*EXERCISE INSTRUCTIONS*
Your task is to count the lines of the entries below that include the word "this" and to give only the resulting number.

==== DATASET CONTENT

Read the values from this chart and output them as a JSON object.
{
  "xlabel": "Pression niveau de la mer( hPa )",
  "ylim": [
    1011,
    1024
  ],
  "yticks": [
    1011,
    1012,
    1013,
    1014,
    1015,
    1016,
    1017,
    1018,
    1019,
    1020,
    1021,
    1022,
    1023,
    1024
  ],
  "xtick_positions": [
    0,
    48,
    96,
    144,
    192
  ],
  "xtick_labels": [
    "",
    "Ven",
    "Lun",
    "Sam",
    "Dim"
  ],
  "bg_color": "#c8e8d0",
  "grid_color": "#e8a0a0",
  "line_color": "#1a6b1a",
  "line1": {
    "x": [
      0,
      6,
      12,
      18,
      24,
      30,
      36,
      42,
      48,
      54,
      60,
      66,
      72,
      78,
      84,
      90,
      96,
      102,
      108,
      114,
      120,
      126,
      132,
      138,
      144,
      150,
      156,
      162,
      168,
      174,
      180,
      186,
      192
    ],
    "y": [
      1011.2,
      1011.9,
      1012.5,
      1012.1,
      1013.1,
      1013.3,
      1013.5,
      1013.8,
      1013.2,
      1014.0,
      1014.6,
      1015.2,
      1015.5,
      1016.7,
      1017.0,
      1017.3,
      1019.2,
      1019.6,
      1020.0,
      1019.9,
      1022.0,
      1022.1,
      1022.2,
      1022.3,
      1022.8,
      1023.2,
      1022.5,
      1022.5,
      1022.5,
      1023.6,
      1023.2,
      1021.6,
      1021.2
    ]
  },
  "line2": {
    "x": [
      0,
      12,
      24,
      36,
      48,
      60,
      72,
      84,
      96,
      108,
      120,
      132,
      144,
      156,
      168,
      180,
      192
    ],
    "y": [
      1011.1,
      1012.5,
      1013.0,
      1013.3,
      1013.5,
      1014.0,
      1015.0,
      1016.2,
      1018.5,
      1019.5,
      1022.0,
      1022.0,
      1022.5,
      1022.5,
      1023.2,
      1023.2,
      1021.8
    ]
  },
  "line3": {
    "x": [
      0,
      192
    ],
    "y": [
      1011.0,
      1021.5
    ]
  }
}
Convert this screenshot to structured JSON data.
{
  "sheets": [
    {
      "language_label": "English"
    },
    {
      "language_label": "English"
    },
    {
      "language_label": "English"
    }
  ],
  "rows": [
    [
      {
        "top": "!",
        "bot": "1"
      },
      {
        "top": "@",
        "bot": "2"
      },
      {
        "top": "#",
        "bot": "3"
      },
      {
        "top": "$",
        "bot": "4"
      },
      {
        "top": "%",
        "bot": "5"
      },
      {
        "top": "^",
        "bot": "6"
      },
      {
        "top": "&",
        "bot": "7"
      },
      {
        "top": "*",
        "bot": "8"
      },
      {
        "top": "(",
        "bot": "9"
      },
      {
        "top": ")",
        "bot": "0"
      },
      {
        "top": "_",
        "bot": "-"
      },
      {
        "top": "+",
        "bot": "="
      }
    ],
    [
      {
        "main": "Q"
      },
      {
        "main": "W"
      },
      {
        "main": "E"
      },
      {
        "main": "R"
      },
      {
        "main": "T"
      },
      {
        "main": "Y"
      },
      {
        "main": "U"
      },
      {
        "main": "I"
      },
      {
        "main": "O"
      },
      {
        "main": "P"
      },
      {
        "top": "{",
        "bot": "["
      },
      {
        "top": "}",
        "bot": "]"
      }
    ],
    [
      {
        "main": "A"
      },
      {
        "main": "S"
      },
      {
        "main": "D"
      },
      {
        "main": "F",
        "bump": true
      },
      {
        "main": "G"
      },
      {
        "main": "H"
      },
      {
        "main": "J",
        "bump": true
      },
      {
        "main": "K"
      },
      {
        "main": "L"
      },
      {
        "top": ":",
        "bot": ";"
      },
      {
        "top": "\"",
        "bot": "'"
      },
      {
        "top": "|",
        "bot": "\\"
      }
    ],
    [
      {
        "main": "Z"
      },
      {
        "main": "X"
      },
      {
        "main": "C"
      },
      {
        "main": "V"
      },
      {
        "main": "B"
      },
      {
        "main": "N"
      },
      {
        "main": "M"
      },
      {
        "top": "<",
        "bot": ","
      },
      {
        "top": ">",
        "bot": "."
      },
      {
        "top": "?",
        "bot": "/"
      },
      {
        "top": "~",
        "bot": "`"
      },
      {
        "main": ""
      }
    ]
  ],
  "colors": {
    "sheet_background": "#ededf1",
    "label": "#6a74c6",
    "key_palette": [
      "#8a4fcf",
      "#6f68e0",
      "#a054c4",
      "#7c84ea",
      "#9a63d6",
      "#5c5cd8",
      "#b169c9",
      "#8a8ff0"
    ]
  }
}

========

*THE REPLY*
2